TASK GOAL: The records below must be duplicated exactly, character for character.

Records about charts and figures
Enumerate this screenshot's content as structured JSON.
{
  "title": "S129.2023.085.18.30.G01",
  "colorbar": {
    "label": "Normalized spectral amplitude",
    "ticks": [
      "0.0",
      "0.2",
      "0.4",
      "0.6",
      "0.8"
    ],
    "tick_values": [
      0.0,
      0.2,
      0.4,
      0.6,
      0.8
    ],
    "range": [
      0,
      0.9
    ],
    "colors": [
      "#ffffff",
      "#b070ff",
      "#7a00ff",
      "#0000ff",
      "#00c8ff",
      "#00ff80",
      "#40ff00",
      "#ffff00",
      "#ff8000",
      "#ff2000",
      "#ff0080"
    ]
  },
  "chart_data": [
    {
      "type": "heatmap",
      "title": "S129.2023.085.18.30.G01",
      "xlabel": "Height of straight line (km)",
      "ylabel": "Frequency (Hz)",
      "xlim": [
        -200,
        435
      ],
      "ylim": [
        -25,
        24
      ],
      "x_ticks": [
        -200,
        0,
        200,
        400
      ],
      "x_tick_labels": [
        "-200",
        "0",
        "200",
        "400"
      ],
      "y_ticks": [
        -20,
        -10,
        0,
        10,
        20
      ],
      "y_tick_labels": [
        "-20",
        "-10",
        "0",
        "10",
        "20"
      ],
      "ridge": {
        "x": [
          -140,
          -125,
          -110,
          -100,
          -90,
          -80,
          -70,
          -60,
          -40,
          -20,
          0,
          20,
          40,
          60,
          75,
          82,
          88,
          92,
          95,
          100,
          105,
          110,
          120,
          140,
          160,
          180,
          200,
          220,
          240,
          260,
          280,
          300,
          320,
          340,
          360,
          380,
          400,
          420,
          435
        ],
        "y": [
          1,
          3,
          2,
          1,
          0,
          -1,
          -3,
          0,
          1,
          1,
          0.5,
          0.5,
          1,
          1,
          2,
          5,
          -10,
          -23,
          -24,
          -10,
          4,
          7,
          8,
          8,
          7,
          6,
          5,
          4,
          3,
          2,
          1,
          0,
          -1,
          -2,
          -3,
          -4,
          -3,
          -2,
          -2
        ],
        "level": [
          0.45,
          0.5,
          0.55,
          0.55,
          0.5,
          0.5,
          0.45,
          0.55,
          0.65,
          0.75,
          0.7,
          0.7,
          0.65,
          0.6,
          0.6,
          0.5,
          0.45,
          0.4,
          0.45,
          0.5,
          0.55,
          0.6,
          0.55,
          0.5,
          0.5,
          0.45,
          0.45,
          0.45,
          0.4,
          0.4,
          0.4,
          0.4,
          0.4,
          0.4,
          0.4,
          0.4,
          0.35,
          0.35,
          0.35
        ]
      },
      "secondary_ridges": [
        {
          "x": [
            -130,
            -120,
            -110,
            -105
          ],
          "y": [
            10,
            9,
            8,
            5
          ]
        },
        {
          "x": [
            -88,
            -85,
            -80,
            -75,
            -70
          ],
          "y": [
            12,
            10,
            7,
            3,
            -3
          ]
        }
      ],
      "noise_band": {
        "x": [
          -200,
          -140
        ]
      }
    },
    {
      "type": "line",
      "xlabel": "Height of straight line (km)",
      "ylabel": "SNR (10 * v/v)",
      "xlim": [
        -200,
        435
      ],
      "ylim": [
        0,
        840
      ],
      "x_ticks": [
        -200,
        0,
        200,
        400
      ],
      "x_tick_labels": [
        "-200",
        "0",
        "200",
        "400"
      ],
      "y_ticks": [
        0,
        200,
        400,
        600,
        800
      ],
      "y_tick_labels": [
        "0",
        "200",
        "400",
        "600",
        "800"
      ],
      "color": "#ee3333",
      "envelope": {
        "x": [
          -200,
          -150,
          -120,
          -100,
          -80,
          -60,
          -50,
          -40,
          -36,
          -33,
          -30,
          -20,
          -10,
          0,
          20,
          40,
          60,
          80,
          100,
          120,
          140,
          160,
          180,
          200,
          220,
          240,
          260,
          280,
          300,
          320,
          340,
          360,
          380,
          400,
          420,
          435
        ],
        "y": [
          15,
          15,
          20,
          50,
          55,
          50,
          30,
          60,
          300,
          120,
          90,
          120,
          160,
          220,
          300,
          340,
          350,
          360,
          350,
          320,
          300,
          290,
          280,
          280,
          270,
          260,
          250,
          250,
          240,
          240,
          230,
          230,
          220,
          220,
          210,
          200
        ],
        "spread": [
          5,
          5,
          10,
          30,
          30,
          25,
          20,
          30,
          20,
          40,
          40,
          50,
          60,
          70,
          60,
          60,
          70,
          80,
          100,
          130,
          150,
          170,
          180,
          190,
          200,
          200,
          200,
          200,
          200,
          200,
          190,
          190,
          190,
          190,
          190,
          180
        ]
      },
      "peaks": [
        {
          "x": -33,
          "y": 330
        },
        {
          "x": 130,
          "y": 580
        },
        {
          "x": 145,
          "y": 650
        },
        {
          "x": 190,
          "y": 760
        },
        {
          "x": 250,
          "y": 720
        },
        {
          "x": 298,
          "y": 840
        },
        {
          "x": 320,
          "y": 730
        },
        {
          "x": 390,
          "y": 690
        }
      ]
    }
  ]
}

COMPLETED EXERCISE:
Enumerate this screenshot's content as structured JSON.
{
  "title": "S129.2023.085.18.30.G01",
  "colorbar": {
    "label": "Normalized spectral amplitude",
    "ticks": [
      "0.0",
      "0.2",
      "0.4",
      "0.6",
      "0.8"
    ],
    "tick_values": [
      0.0,
      0.2,
      0.4,
      0.6,
      0.8
    ],
    "range": [
      0,
      0.9
    ],
    "colors": [
      "#ffffff",
      "#b070ff",
      "#7a00ff",
      "#0000ff",
      "#00c8ff",
      "#00ff80",
      "#40ff00",
      "#ffff00",
      "#ff8000",
      "#ff2000",
      "#ff0080"
    ]
  },
  "chart_data": [
    {
      "type": "heatmap",
      "title": "S129.2023.085.18.30.G01",
      "xlabel": "Height of straight line (km)",
      "ylabel": "Frequency (Hz)",
      "xlim": [
        -200,
        435
      ],
      "ylim": [
        -25,
        24
      ],
      "x_ticks": [
        -200,
        0,
        200,
        400
      ],
      "x_tick_labels": [
        "-200",
        "0",
        "200",
        "400"
      ],
      "y_ticks": [
        -20,
        -10,
        0,
        10,
        20
      ],
      "y_tick_labels": [
        "-20",
        "-10",
        "0",
        "10",
        "20"
      ],
      "ridge": {
        "x": [
          -140,
          -125,
          -110,
          -100,
          -90,
          -80,
          -70,
          -60,
          -40,
          -20,
          0,
          20,
          40,
          60,
          75,
          82,
          88,
          92,
          95,
          100,
          105,
          110,
          120,
          140,
          160,
          180,
          200,
          220,
          240,
          260,
          280,
          300,
          320,
          340,
          360,
          380,
          400,
          420,
          435
        ],
        "y": [
          1,
          3,
          2,
          1,
          0,
          -1,
          -3,
          0,
          1,
          1,
          0.5,
          0.5,
          1,
          1,
          2,
          5,
          -10,
          -23,
          -24,
          -10,
          4,
          7,
          8,
          8,
          7,
          6,
          5,
          4,
          3,
          2,
          1,
          0,
          -1,
          -2,
          -3,
          -4,
          -3,
          -2,
          -2
        ],
        "level": [
          0.45,
          0.5,
          0.55,
          0.55,
          0.5,
          0.5,
          0.45,
          0.55,
          0.65,
          0.75,
          0.7,
          0.7,
          0.65,
          0.6,
          0.6,
          0.5,
          0.45,
          0.4,
          0.45,
          0.5,
          0.55,
          0.6,
          0.55,
          0.5,
          0.5,
          0.45,
          0.45,
          0.45,
          0.4,
          0.4,
          0.4,
          0.4,
          0.4,
          0.4,
          0.4,
          0.4,
          0.35,
          0.35,
          0.35
        ]
      },
      "secondary_ridges": [
        {
          "x": [
            -130,
            -120,
            -110,
            -105
          ],
          "y": [
            10,
            9,
            8,
            5
          ]
        },
        {
          "x": [
            -88,
            -85,
            -80,
            -75,
            -70
          ],
          "y": [
            12,
            10,
            7,
            3,
            -3
          ]
        }
      ],
      "noise_band": {
        "x": [
          -200,
          -140
        ]
      }
    },
    {
      "type": "line",
      "xlabel": "Height of straight line (km)",
      "ylabel": "SNR (10 * v/v)",
      "xlim": [
        -200,
        435
      ],
      "ylim": [
        0,
        840
      ],
      "x_ticks": [
        -200,
        0,
        200,
        400
      ],
      "x_tick_labels": [
        "-200",
        "0",
        "200",
        "400"
      ],
      "y_ticks": [
        0,
        200,
        400,
        600,
        800
      ],
      "y_tick_labels": [
        "0",
        "200",
        "400",
        "600",
        "800"
      ],
      "color": "#ee3333",
      "envelope": {
        "x": [
          -200,
          -150,
          -120,
          -100,
          -80,
          -60,
          -50,
          -40,
          -36,
          -33,
          -30,
          -20,
          -10,
          0,
          20,
          40,
          60,
          80,
          100,
          120,
          140,
          160,
          180,
          200,
          220,
          240,
          260,
          280,
          300,
          320,
          340,
          360,
          380,
          400,
          420,
          435
        ],
        "y": [
          15,
          15,
          20,
          50,
          55,
          50,
          30,
          60,
          300,
          120,
          90,
          120,
          160,
          220,
          300,
          340,
          350,
          360,
          350,
          320,
          300,
          290,
          280,
          280,
          270,
          260,
          250,
          250,
          240,
          240,
          230,
          230,
          220,
          220,
          210,
          200
        ],
        "spread": [
          5,
          5,
          10,
          30,
          30,
          25,
          20,
          30,
          20,
          40,
          40,
          50,
          60,
          70,
          60,
          60,
          70,
          80,
          100,
          130,
          150,
          170,
          180,
          190,
          200,
          200,
          200,
          200,
          200,
          200,
          190,
          190,
          190,
          190,
          190,
          180
        ]
      },
      "peaks": [
        {
          "x": -33,
          "y": 330
        },
        {
          "x": 130,
          "y": 580
        },
        {
          "x": 145,
          "y": 650
        },
        {
          "x": 190,
          "y": 760
        },
        {
          "x": 250,
          "y": 720
        },
        {
          "x": 298,
          "y": 840
        },
        {
          "x": 320,
          "y": 730
        },
        {
          "x": 390,
          "y": 690
        }
      ]
    }
  ]
}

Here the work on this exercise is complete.